--- Start of DATASET EXTRACT ---

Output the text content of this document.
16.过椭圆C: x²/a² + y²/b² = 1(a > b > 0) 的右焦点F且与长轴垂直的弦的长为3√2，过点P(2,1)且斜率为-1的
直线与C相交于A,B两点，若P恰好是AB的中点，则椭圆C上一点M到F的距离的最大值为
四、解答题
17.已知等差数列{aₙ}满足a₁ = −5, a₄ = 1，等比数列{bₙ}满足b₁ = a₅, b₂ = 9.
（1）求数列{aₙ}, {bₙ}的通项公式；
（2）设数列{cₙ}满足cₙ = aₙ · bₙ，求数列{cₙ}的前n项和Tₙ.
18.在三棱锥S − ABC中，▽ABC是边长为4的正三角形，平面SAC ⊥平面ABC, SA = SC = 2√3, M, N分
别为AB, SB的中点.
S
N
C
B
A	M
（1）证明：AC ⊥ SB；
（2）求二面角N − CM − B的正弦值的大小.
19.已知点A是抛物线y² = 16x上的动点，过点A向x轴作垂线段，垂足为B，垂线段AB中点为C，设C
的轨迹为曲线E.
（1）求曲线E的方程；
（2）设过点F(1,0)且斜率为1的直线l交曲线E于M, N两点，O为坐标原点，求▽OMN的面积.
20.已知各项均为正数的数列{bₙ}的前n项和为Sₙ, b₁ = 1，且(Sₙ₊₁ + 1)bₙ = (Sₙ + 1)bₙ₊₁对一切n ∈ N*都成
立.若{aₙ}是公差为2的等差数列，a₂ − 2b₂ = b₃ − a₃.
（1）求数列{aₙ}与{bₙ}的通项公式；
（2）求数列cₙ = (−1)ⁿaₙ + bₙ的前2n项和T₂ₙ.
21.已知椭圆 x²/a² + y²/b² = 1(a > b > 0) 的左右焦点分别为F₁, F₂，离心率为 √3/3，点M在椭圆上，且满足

--- End of DATASET EXTRACT ---

=== GOAL OF THE EXERCISE ===
Extract the complete listing verbatim.

=== SOLUTION BELOW ===
Output the text content of this document.
16.过椭圆C: x²/a² + y²/b² = 1(a > b > 0) 的右焦点F且与长轴垂直的弦的长为3√2，过点P(2,1)且斜率为-1的
直线与C相交于A,B两点，若P恰好是AB的中点，则椭圆C上一点M到F的距离的最大值为
四、解答题
17.已知等差数列{aₙ}满足a₁ = −5, a₄ = 1，等比数列{bₙ}满足b₁ = a₅, b₂ = 9.
（1）求数列{aₙ}, {bₙ}的通项公式；
（2）设数列{cₙ}满足cₙ = aₙ · bₙ，求数列{cₙ}的前n项和Tₙ.
18.在三棱锥S − ABC中，▽ABC是边长为4的正三角形，平面SAC ⊥平面ABC, SA = SC = 2√3, M, N分
别为AB, SB的中点.
S
N
C
B
A	M
（1）证明：AC ⊥ SB；
（2）求二面角N − CM − B的正弦值的大小.
19.已知点A是抛物线y² = 16x上的动点，过点A向x轴作垂线段，垂足为B，垂线段AB中点为C，设C
的轨迹为曲线E.
（1）求曲线E的方程；
（2）设过点F(1,0)且斜率为1的直线l交曲线E于M, N两点，O为坐标原点，求▽OMN的面积.
20.已知各项均为正数的数列{bₙ}的前n项和为Sₙ, b₁ = 1，且(Sₙ₊₁ + 1)bₙ = (Sₙ + 1)bₙ₊₁对一切n ∈ N*都成
立.若{aₙ}是公差为2的等差数列，a₂ − 2b₂ = b₃ − a₃.
（1）求数列{aₙ}与{bₙ}的通项公式；
（2）求数列cₙ = (−1)ⁿaₙ + bₙ的前2n项和T₂ₙ.
21.已知椭圆 x²/a² + y²/b² = 1(a > b > 0) 的左右焦点分别为F₁, F₂，离心率为 √3/3，点M在椭圆上，且满足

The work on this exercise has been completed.